Set down each record exactly as written.

# TASK MATERIAL:
___
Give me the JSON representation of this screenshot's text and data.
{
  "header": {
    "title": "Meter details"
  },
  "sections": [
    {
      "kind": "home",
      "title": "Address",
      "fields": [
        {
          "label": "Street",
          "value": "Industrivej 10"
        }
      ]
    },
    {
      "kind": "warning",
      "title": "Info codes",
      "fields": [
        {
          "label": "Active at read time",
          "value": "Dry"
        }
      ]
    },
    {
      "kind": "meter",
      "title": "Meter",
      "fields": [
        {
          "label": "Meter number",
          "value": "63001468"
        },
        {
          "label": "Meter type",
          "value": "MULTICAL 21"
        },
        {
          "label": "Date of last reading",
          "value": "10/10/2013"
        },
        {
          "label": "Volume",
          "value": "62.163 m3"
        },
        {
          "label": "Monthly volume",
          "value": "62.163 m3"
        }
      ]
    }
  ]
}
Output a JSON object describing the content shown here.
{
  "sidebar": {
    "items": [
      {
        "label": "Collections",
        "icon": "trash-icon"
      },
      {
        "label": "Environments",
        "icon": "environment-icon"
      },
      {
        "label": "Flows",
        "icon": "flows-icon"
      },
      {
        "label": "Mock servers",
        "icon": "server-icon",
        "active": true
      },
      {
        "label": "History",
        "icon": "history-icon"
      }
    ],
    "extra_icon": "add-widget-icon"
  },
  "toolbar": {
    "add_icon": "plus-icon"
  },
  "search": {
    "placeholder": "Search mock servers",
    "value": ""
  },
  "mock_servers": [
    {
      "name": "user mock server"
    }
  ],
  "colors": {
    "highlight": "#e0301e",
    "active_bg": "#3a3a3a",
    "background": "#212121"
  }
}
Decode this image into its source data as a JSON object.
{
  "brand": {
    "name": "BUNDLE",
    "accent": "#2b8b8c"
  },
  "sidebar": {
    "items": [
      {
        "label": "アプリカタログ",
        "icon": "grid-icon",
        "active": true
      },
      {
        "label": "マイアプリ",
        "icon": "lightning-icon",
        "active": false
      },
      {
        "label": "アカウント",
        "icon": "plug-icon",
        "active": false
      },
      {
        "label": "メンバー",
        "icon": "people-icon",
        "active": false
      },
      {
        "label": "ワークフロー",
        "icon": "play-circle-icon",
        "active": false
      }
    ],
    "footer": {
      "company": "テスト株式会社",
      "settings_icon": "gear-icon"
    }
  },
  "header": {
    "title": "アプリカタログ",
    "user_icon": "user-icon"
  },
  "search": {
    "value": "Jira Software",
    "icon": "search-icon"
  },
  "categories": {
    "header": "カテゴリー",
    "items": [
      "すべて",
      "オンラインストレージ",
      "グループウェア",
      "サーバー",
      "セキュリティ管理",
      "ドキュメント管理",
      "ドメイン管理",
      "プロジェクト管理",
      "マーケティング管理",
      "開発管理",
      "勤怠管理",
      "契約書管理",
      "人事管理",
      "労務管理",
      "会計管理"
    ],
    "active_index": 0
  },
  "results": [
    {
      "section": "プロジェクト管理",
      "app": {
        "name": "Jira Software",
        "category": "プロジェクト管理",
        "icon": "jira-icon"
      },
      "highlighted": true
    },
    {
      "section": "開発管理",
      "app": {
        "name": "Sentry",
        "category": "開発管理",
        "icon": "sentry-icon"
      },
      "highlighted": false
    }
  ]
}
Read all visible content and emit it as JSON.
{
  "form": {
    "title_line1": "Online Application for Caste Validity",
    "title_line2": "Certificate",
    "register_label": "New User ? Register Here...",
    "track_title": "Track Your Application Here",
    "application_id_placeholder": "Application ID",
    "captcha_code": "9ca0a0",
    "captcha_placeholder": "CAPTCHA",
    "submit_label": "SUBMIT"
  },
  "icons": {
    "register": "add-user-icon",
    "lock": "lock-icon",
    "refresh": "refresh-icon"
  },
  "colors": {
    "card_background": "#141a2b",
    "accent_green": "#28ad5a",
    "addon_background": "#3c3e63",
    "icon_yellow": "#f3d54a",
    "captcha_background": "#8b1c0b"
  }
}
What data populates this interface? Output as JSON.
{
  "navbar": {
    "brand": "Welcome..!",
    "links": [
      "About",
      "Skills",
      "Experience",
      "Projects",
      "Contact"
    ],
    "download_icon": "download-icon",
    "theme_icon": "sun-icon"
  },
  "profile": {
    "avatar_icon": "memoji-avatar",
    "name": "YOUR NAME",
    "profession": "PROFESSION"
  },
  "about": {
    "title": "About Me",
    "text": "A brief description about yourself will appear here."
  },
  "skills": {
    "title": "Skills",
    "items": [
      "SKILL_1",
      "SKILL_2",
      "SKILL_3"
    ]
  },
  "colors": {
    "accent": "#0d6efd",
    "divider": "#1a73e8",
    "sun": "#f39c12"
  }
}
___
# EXERCISE OUTPUT:
Give me the JSON representation of this screenshot's text and data.
{
  "header": {
    "title": "Meter details"
  },
  "sections": [
    {
      "kind": "home",
      "title": "Address",
      "fields": [
        {
          "label": "Street",
          "value": "Industrivej 10"
        }
      ]
    },
    {
      "kind": "warning",
      "title": "Info codes",
      "fields": [
        {
          "label": "Active at read time",
          "value": "Dry"
        }
      ]
    },
    {
      "kind": "meter",
      "title": "Meter",
      "fields": [
        {
          "label": "Meter number",
          "value": "63001468"
        },
        {
          "label": "Meter type",
          "value": "MULTICAL 21"
        },
        {
          "label": "Date of last reading",
          "value": "10/10/2013"
        },
        {
          "label": "Volume",
          "value": "62.163 m3"
        },
        {
          "label": "Monthly volume",
          "value": "62.163 m3"
        }
      ]
    }
  ]
}
Output a JSON object describing the content shown here.
{
  "sidebar": {
    "items": [
      {
        "label": "Collections",
        "icon": "trash-icon"
      },
      {
        "label": "Environments",
        "icon": "environment-icon"
      },
      {
        "label": "Flows",
        "icon": "flows-icon"
      },
      {
        "label": "Mock servers",
        "icon": "server-icon",
        "active": true
      },
      {
        "label": "History",
        "icon": "history-icon"
      }
    ],
    "extra_icon": "add-widget-icon"
  },
  "toolbar": {
    "add_icon": "plus-icon"
  },
  "search": {
    "placeholder": "Search mock servers",
    "value": ""
  },
  "mock_servers": [
    {
      "name": "user mock server"
    }
  ],
  "colors": {
    "highlight": "#e0301e",
    "active_bg": "#3a3a3a",
    "background": "#212121"
  }
}
Decode this image into its source data as a JSON object.
{
  "brand": {
    "name": "BUNDLE",
    "accent": "#2b8b8c"
  },
  "sidebar": {
    "items": [
      {
        "label": "アプリカタログ",
        "icon": "grid-icon",
        "active": true
      },
      {
        "label": "マイアプリ",
        "icon": "lightning-icon",
        "active": false
      },
      {
        "label": "アカウント",
        "icon": "plug-icon",
        "active": false
      },
      {
        "label": "メンバー",
        "icon": "people-icon",
        "active": false
      },
      {
        "label": "ワークフロー",
        "icon": "play-circle-icon",
        "active": false
      }
    ],
    "footer": {
      "company": "テスト株式会社",
      "settings_icon": "gear-icon"
    }
  },
  "header": {
    "title": "アプリカタログ",
    "user_icon": "user-icon"
  },
  "search": {
    "value": "Jira Software",
    "icon": "search-icon"
  },
  "categories": {
    "header": "カテゴリー",
    "items": [
      "すべて",
      "オンラインストレージ",
      "グループウェア",
      "サーバー",
      "セキュリティ管理",
      "ドキュメント管理",
      "ドメイン管理",
      "プロジェクト管理",
      "マーケティング管理",
      "開発管理",
      "勤怠管理",
      "契約書管理",
      "人事管理",
      "労務管理",
      "会計管理"
    ],
    "active_index": 0
  },
  "results": [
    {
      "section": "プロジェクト管理",
      "app": {
        "name": "Jira Software",
        "category": "プロジェクト管理",
        "icon": "jira-icon"
      },
      "highlighted": true
    },
    {
      "section": "開発管理",
      "app": {
        "name": "Sentry",
        "category": "開発管理",
        "icon": "sentry-icon"
      },
      "highlighted": false
    }
  ]
}
Read all visible content and emit it as JSON.
{
  "form": {
    "title_line1": "Online Application for Caste Validity",
    "title_line2": "Certificate",
    "register_label": "New User ? Register Here...",
    "track_title": "Track Your Application Here",
    "application_id_placeholder": "Application ID",
    "captcha_code": "9ca0a0",
    "captcha_placeholder": "CAPTCHA",
    "submit_label": "SUBMIT"
  },
  "icons": {
    "register": "add-user-icon",
    "lock": "lock-icon",
    "refresh": "refresh-icon"
  },
  "colors": {
    "card_background": "#141a2b",
    "accent_green": "#28ad5a",
    "addon_background": "#3c3e63",
    "icon_yellow": "#f3d54a",
    "captcha_background": "#8b1c0b"
  }
}
What data populates this interface? Output as JSON.
{
  "navbar": {
    "brand": "Welcome..!",
    "links": [
      "About",
      "Skills",
      "Experience",
      "Projects",
      "Contact"
    ],
    "download_icon": "download-icon",
    "theme_icon": "sun-icon"
  },
  "profile": {
    "avatar_icon": "memoji-avatar",
    "name": "YOUR NAME",
    "profession": "PROFESSION"
  },
  "about": {
    "title": "About Me",
    "text": "A brief description about yourself will appear here."
  },
  "skills": {
    "title": "Skills",
    "items": [
      "SKILL_1",
      "SKILL_2",
      "SKILL_3"
    ]
  },
  "colors": {
    "accent": "#0d6efd",
    "divider": "#1a73e8",
    "sun": "#f39c12"
  }
}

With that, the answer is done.